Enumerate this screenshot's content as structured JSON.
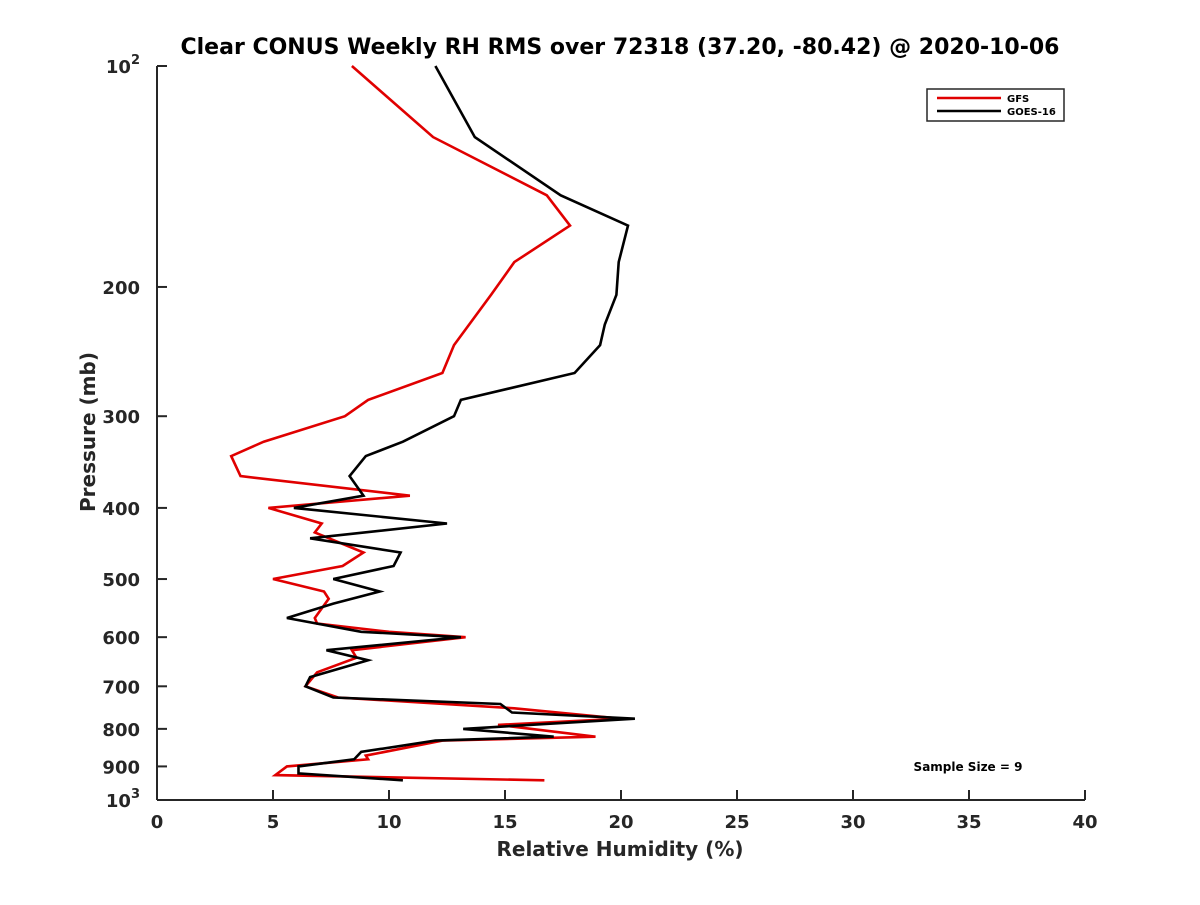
{
  "chart_data": {
    "type": "line",
    "title": "Clear CONUS Weekly RH RMS over 72318 (37.20, -80.42) @ 2020-10-06",
    "xlabel": "Relative Humidity (%)",
    "ylabel": "Pressure (mb)",
    "xlim": [
      0,
      40
    ],
    "ylim": [
      100,
      1000
    ],
    "yscale": "log",
    "y_reversed": true,
    "grid": false,
    "legend_position": "top-right",
    "x_ticks": [
      0,
      5,
      10,
      15,
      20,
      25,
      30,
      35,
      40
    ],
    "x_tick_labels": [
      "0",
      "5",
      "10",
      "15",
      "20",
      "25",
      "30",
      "35",
      "40"
    ],
    "y_ticks": [
      100,
      200,
      300,
      400,
      500,
      600,
      700,
      800,
      900,
      1000
    ],
    "y_tick_labels": [
      {
        "base": "10",
        "exp": "2"
      },
      {
        "base": "200",
        "exp": ""
      },
      {
        "base": "300",
        "exp": ""
      },
      {
        "base": "400",
        "exp": ""
      },
      {
        "base": "500",
        "exp": ""
      },
      {
        "base": "600",
        "exp": ""
      },
      {
        "base": "700",
        "exp": ""
      },
      {
        "base": "800",
        "exp": ""
      },
      {
        "base": "900",
        "exp": ""
      },
      {
        "base": "10",
        "exp": "3"
      }
    ],
    "annotation": "Sample Size = 9",
    "series": [
      {
        "name": "GFS",
        "color": "#e00000",
        "points": [
          [
            8.4,
            100
          ],
          [
            11.9,
            125
          ],
          [
            16.8,
            150
          ],
          [
            17.8,
            165
          ],
          [
            15.4,
            185
          ],
          [
            14.4,
            205
          ],
          [
            12.8,
            240
          ],
          [
            12.3,
            262
          ],
          [
            9.1,
            285
          ],
          [
            8.1,
            300
          ],
          [
            4.6,
            325
          ],
          [
            3.2,
            340
          ],
          [
            3.6,
            362
          ],
          [
            10.9,
            385
          ],
          [
            4.8,
            400
          ],
          [
            7.1,
            420
          ],
          [
            6.8,
            432
          ],
          [
            8.9,
            460
          ],
          [
            8.0,
            480
          ],
          [
            5.0,
            500
          ],
          [
            7.2,
            520
          ],
          [
            7.4,
            532
          ],
          [
            6.8,
            565
          ],
          [
            6.9,
            575
          ],
          [
            10.0,
            590
          ],
          [
            13.3,
            600
          ],
          [
            8.4,
            625
          ],
          [
            8.6,
            640
          ],
          [
            6.9,
            670
          ],
          [
            6.4,
            700
          ],
          [
            7.8,
            725
          ],
          [
            15.4,
            750
          ],
          [
            20.0,
            775
          ],
          [
            14.7,
            790
          ],
          [
            18.9,
            820
          ],
          [
            12.3,
            830
          ],
          [
            9.0,
            870
          ],
          [
            9.1,
            880
          ],
          [
            5.6,
            900
          ],
          [
            5.1,
            925
          ],
          [
            16.7,
            940
          ]
        ]
      },
      {
        "name": "GOES-16",
        "color": "#000000",
        "points": [
          [
            12.0,
            100
          ],
          [
            13.7,
            125
          ],
          [
            17.4,
            150
          ],
          [
            20.3,
            165
          ],
          [
            19.9,
            185
          ],
          [
            19.8,
            205
          ],
          [
            19.3,
            225
          ],
          [
            19.1,
            240
          ],
          [
            18.0,
            262
          ],
          [
            13.1,
            285
          ],
          [
            12.8,
            300
          ],
          [
            10.6,
            325
          ],
          [
            9.0,
            340
          ],
          [
            8.3,
            362
          ],
          [
            8.9,
            385
          ],
          [
            5.9,
            400
          ],
          [
            12.5,
            420
          ],
          [
            6.6,
            440
          ],
          [
            10.5,
            460
          ],
          [
            10.2,
            480
          ],
          [
            7.6,
            500
          ],
          [
            9.6,
            520
          ],
          [
            7.6,
            540
          ],
          [
            5.6,
            565
          ],
          [
            8.8,
            590
          ],
          [
            13.1,
            600
          ],
          [
            7.3,
            625
          ],
          [
            9.1,
            645
          ],
          [
            6.6,
            680
          ],
          [
            6.4,
            700
          ],
          [
            7.6,
            725
          ],
          [
            14.8,
            740
          ],
          [
            15.3,
            760
          ],
          [
            20.6,
            775
          ],
          [
            13.2,
            800
          ],
          [
            17.1,
            820
          ],
          [
            12.0,
            830
          ],
          [
            8.8,
            860
          ],
          [
            8.5,
            880
          ],
          [
            6.1,
            900
          ],
          [
            6.1,
            920
          ],
          [
            10.6,
            940
          ]
        ]
      }
    ]
  }
}
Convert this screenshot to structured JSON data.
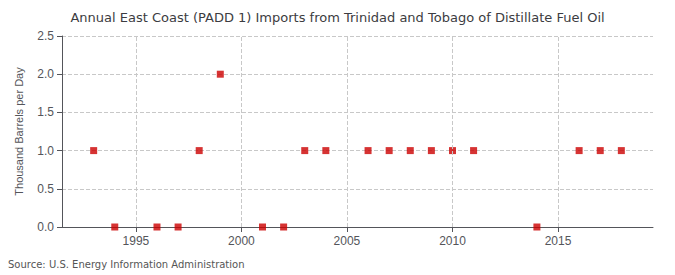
{
  "chart_data": {
    "type": "scatter",
    "title": "Annual East Coast (PADD 1) Imports from Trinidad and Tobago of Distillate Fuel Oil",
    "ylabel": "Thousand Barrels per Day",
    "source": "Source: U.S. Energy Information Administration",
    "x": [
      1993,
      1994,
      1996,
      1997,
      1998,
      1999,
      2001,
      2002,
      2003,
      2004,
      2006,
      2007,
      2008,
      2009,
      2010,
      2011,
      2014,
      2016,
      2017,
      2018
    ],
    "values": [
      1.0,
      0.0,
      0.0,
      0.0,
      1.0,
      2.0,
      0.0,
      0.0,
      1.0,
      1.0,
      1.0,
      1.0,
      1.0,
      1.0,
      1.0,
      1.0,
      0.0,
      1.0,
      1.0,
      1.0
    ],
    "color": "#cc0000",
    "marker": "square",
    "xlim": [
      1991.5,
      2019.5
    ],
    "ylim": [
      0,
      2.5
    ],
    "xticks": [
      1995,
      2000,
      2005,
      2010,
      2015
    ],
    "yticks": [
      {
        "value": 0,
        "label": "0.0"
      },
      0.5,
      {
        "value": 1,
        "label": "1.0"
      },
      1.5,
      {
        "value": 2,
        "label": "2.0"
      },
      2.5
    ],
    "grid": true
  }
}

________________

■ **PROBLEM STATEMENT**:
Give all the lines above again, character for character, without pictures.

■ **THE REPLY**:
Enumerate this screenshot's content as structured JSON.
{
  "chart_data": {
    "type": "line",
    "title": "Clear CONUS Weekly RH RMS over 72318 (37.20, -80.42) @ 2020-10-06",
    "xlabel": "Relative Humidity (%)",
    "ylabel": "Pressure (mb)",
    "xlim": [
      0,
      40
    ],
    "ylim": [
      100,
      1000
    ],
    "yscale": "log",
    "y_reversed": true,
    "grid": false,
    "legend_position": "top-right",
    "x_ticks": [
      0,
      5,
      10,
      15,
      20,
      25,
      30,
      35,
      40
    ],
    "x_tick_labels": [
      "0",
      "5",
      "10",
      "15",
      "20",
      "25",
      "30",
      "35",
      "40"
    ],
    "y_ticks": [
      100,
      200,
      300,
      400,
      500,
      600,
      700,
      800,
      900,
      1000
    ],
    "y_tick_labels": [
      {
        "base": "10",
        "exp": "2"
      },
      {
        "base": "200",
        "exp": ""
      },
      {
        "base": "300",
        "exp": ""
      },
      {
        "base": "400",
        "exp": ""
      },
      {
        "base": "500",
        "exp": ""
      },
      {
        "base": "600",
        "exp": ""
      },
      {
        "base": "700",
        "exp": ""
      },
      {
        "base": "800",
        "exp": ""
      },
      {
        "base": "900",
        "exp": ""
      },
      {
        "base": "10",
        "exp": "3"
      }
    ],
    "annotation": "Sample Size = 9",
    "series": [
      {
        "name": "GFS",
        "color": "#e00000",
        "points": [
          [
            8.4,
            100
          ],
          [
            11.9,
            125
          ],
          [
            16.8,
            150
          ],
          [
            17.8,
            165
          ],
          [
            15.4,
            185
          ],
          [
            14.4,
            205
          ],
          [
            12.8,
            240
          ],
          [
            12.3,
            262
          ],
          [
            9.1,
            285
          ],
          [
            8.1,
            300
          ],
          [
            4.6,
            325
          ],
          [
            3.2,
            340
          ],
          [
            3.6,
            362
          ],
          [
            10.9,
            385
          ],
          [
            4.8,
            400
          ],
          [
            7.1,
            420
          ],
          [
            6.8,
            432
          ],
          [
            8.9,
            460
          ],
          [
            8.0,
            480
          ],
          [
            5.0,
            500
          ],
          [
            7.2,
            520
          ],
          [
            7.4,
            532
          ],
          [
            6.8,
            565
          ],
          [
            6.9,
            575
          ],
          [
            10.0,
            590
          ],
          [
            13.3,
            600
          ],
          [
            8.4,
            625
          ],
          [
            8.6,
            640
          ],
          [
            6.9,
            670
          ],
          [
            6.4,
            700
          ],
          [
            7.8,
            725
          ],
          [
            15.4,
            750
          ],
          [
            20.0,
            775
          ],
          [
            14.7,
            790
          ],
          [
            18.9,
            820
          ],
          [
            12.3,
            830
          ],
          [
            9.0,
            870
          ],
          [
            9.1,
            880
          ],
          [
            5.6,
            900
          ],
          [
            5.1,
            925
          ],
          [
            16.7,
            940
          ]
        ]
      },
      {
        "name": "GOES-16",
        "color": "#000000",
        "points": [
          [
            12.0,
            100
          ],
          [
            13.7,
            125
          ],
          [
            17.4,
            150
          ],
          [
            20.3,
            165
          ],
          [
            19.9,
            185
          ],
          [
            19.8,
            205
          ],
          [
            19.3,
            225
          ],
          [
            19.1,
            240
          ],
          [
            18.0,
            262
          ],
          [
            13.1,
            285
          ],
          [
            12.8,
            300
          ],
          [
            10.6,
            325
          ],
          [
            9.0,
            340
          ],
          [
            8.3,
            362
          ],
          [
            8.9,
            385
          ],
          [
            5.9,
            400
          ],
          [
            12.5,
            420
          ],
          [
            6.6,
            440
          ],
          [
            10.5,
            460
          ],
          [
            10.2,
            480
          ],
          [
            7.6,
            500
          ],
          [
            9.6,
            520
          ],
          [
            7.6,
            540
          ],
          [
            5.6,
            565
          ],
          [
            8.8,
            590
          ],
          [
            13.1,
            600
          ],
          [
            7.3,
            625
          ],
          [
            9.1,
            645
          ],
          [
            6.6,
            680
          ],
          [
            6.4,
            700
          ],
          [
            7.6,
            725
          ],
          [
            14.8,
            740
          ],
          [
            15.3,
            760
          ],
          [
            20.6,
            775
          ],
          [
            13.2,
            800
          ],
          [
            17.1,
            820
          ],
          [
            12.0,
            830
          ],
          [
            8.8,
            860
          ],
          [
            8.5,
            880
          ],
          [
            6.1,
            900
          ],
          [
            6.1,
            920
          ],
          [
            10.6,
            940
          ]
        ]
      }
    ]
  }
}
Convert this screenshot to structured JSON data.
{
  "chart_data": {
    "type": "scatter",
    "title": "Annual East Coast (PADD 1) Imports from Trinidad and Tobago of Distillate Fuel Oil",
    "ylabel": "Thousand Barrels per Day",
    "source": "Source: U.S. Energy Information Administration",
    "x": [
      1993,
      1994,
      1996,
      1997,
      1998,
      1999,
      2001,
      2002,
      2003,
      2004,
      2006,
      2007,
      2008,
      2009,
      2010,
      2011,
      2014,
      2016,
      2017,
      2018
    ],
    "values": [
      1.0,
      0.0,
      0.0,
      0.0,
      1.0,
      2.0,
      0.0,
      0.0,
      1.0,
      1.0,
      1.0,
      1.0,
      1.0,
      1.0,
      1.0,
      1.0,
      0.0,
      1.0,
      1.0,
      1.0
    ],
    "color": "#cc0000",
    "marker": "square",
    "xlim": [
      1991.5,
      2019.5
    ],
    "ylim": [
      0,
      2.5
    ],
    "xticks": [
      1995,
      2000,
      2005,
      2010,
      2015
    ],
    "yticks": [
      {
        "value": 0,
        "label": "0.0"
      },
      0.5,
      {
        "value": 1,
        "label": "1.0"
      },
      1.5,
      {
        "value": 2,
        "label": "2.0"
      },
      2.5
    ],
    "grid": true
  }
}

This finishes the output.